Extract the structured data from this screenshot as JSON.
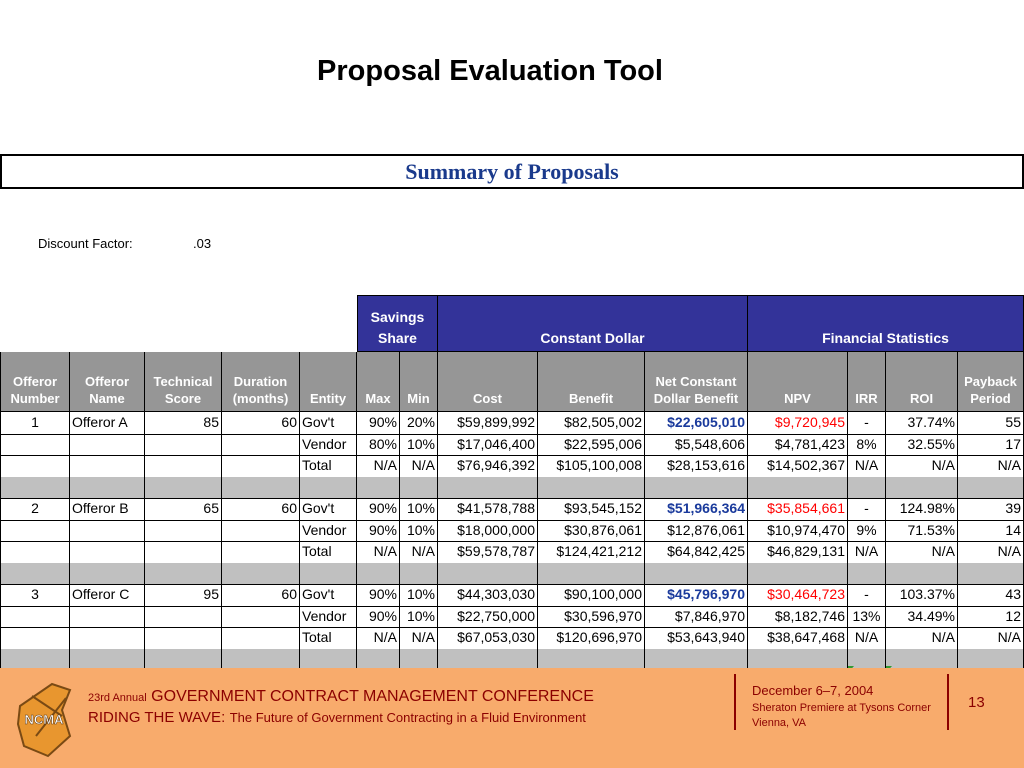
{
  "title": "Proposal Evaluation Tool",
  "summary_heading": "Summary of Proposals",
  "discount": {
    "label": "Discount Factor:",
    "value": ".03"
  },
  "table": {
    "group_headers": [
      "Savings Share",
      "Constant Dollar",
      "Financial Statistics"
    ],
    "columns": [
      "Offeror Number",
      "Offeror Name",
      "Technical Score",
      "Duration (months)",
      "Entity",
      "Max",
      "Min",
      "Cost",
      "Benefit",
      "Net Constant Dollar Benefit",
      "NPV",
      "IRR",
      "ROI",
      "Payback Period"
    ],
    "groups": [
      {
        "rows": [
          [
            "1",
            "Offeror A",
            "85",
            "60",
            "Gov't",
            "90%",
            "20%",
            "$59,899,992",
            "$82,505,002",
            "$22,605,010",
            "$9,720,945",
            "-",
            "37.74%",
            "55"
          ],
          [
            null,
            null,
            null,
            null,
            "Vendor",
            "80%",
            "10%",
            "$17,046,400",
            "$22,595,006",
            "$5,548,606",
            "$4,781,423",
            "8%",
            "32.55%",
            "17"
          ],
          [
            null,
            null,
            null,
            null,
            "Total",
            "N/A",
            "N/A",
            "$76,946,392",
            "$105,100,008",
            "$28,153,616",
            "$14,502,367",
            "N/A",
            "N/A",
            "N/A"
          ]
        ]
      },
      {
        "rows": [
          [
            "2",
            "Offeror B",
            "65",
            "60",
            "Gov't",
            "90%",
            "10%",
            "$41,578,788",
            "$93,545,152",
            "$51,966,364",
            "$35,854,661",
            "-",
            "124.98%",
            "39"
          ],
          [
            null,
            null,
            null,
            null,
            "Vendor",
            "90%",
            "10%",
            "$18,000,000",
            "$30,876,061",
            "$12,876,061",
            "$10,974,470",
            "9%",
            "71.53%",
            "14"
          ],
          [
            null,
            null,
            null,
            null,
            "Total",
            "N/A",
            "N/A",
            "$59,578,787",
            "$124,421,212",
            "$64,842,425",
            "$46,829,131",
            "N/A",
            "N/A",
            "N/A"
          ]
        ]
      },
      {
        "rows": [
          [
            "3",
            "Offeror C",
            "95",
            "60",
            "Gov't",
            "90%",
            "10%",
            "$44,303,030",
            "$90,100,000",
            "$45,796,970",
            "$30,464,723",
            "-",
            "103.37%",
            "43"
          ],
          [
            null,
            null,
            null,
            null,
            "Vendor",
            "90%",
            "10%",
            "$22,750,000",
            "$30,596,970",
            "$7,846,970",
            "$8,182,746",
            "13%",
            "34.49%",
            "12"
          ],
          [
            null,
            null,
            null,
            null,
            "Total",
            "N/A",
            "N/A",
            "$67,053,030",
            "$120,696,970",
            "$53,643,940",
            "$38,647,468",
            "N/A",
            "N/A",
            "N/A"
          ]
        ]
      }
    ]
  },
  "footer": {
    "logo": "NCMA",
    "edition": "23rd Annual",
    "conference": "GOVERNMENT CONTRACT MANAGEMENT CONFERENCE",
    "theme": "RIDING THE WAVE:",
    "subtitle": "The Future of Government Contracting in a Fluid Environment",
    "dates": "December 6–7, 2004",
    "venue": "Sheraton Premiere at Tysons Corner",
    "city": "Vienna, VA",
    "page": "13"
  }
}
━━━━
Write out the whole listing exactly, and drop the pictures.

__Reply to the exercise__:
Extract the structured data from this screenshot as JSON.
{
  "title": "Proposal Evaluation Tool",
  "summary_heading": "Summary of Proposals",
  "discount": {
    "label": "Discount Factor:",
    "value": ".03"
  },
  "table": {
    "group_headers": [
      "Savings Share",
      "Constant Dollar",
      "Financial Statistics"
    ],
    "columns": [
      "Offeror Number",
      "Offeror Name",
      "Technical Score",
      "Duration (months)",
      "Entity",
      "Max",
      "Min",
      "Cost",
      "Benefit",
      "Net Constant Dollar Benefit",
      "NPV",
      "IRR",
      "ROI",
      "Payback Period"
    ],
    "groups": [
      {
        "rows": [
          [
            "1",
            "Offeror A",
            "85",
            "60",
            "Gov't",
            "90%",
            "20%",
            "$59,899,992",
            "$82,505,002",
            "$22,605,010",
            "$9,720,945",
            "-",
            "37.74%",
            "55"
          ],
          [
            null,
            null,
            null,
            null,
            "Vendor",
            "80%",
            "10%",
            "$17,046,400",
            "$22,595,006",
            "$5,548,606",
            "$4,781,423",
            "8%",
            "32.55%",
            "17"
          ],
          [
            null,
            null,
            null,
            null,
            "Total",
            "N/A",
            "N/A",
            "$76,946,392",
            "$105,100,008",
            "$28,153,616",
            "$14,502,367",
            "N/A",
            "N/A",
            "N/A"
          ]
        ]
      },
      {
        "rows": [
          [
            "2",
            "Offeror B",
            "65",
            "60",
            "Gov't",
            "90%",
            "10%",
            "$41,578,788",
            "$93,545,152",
            "$51,966,364",
            "$35,854,661",
            "-",
            "124.98%",
            "39"
          ],
          [
            null,
            null,
            null,
            null,
            "Vendor",
            "90%",
            "10%",
            "$18,000,000",
            "$30,876,061",
            "$12,876,061",
            "$10,974,470",
            "9%",
            "71.53%",
            "14"
          ],
          [
            null,
            null,
            null,
            null,
            "Total",
            "N/A",
            "N/A",
            "$59,578,787",
            "$124,421,212",
            "$64,842,425",
            "$46,829,131",
            "N/A",
            "N/A",
            "N/A"
          ]
        ]
      },
      {
        "rows": [
          [
            "3",
            "Offeror C",
            "95",
            "60",
            "Gov't",
            "90%",
            "10%",
            "$44,303,030",
            "$90,100,000",
            "$45,796,970",
            "$30,464,723",
            "-",
            "103.37%",
            "43"
          ],
          [
            null,
            null,
            null,
            null,
            "Vendor",
            "90%",
            "10%",
            "$22,750,000",
            "$30,596,970",
            "$7,846,970",
            "$8,182,746",
            "13%",
            "34.49%",
            "12"
          ],
          [
            null,
            null,
            null,
            null,
            "Total",
            "N/A",
            "N/A",
            "$67,053,030",
            "$120,696,970",
            "$53,643,940",
            "$38,647,468",
            "N/A",
            "N/A",
            "N/A"
          ]
        ]
      }
    ]
  },
  "footer": {
    "logo": "NCMA",
    "edition": "23rd Annual",
    "conference": "GOVERNMENT CONTRACT MANAGEMENT CONFERENCE",
    "theme": "RIDING THE WAVE:",
    "subtitle": "The Future of Government Contracting in a Fluid Environment",
    "dates": "December 6–7, 2004",
    "venue": "Sheraton Premiere at Tysons Corner",
    "city": "Vienna, VA",
    "page": "13"
  }
}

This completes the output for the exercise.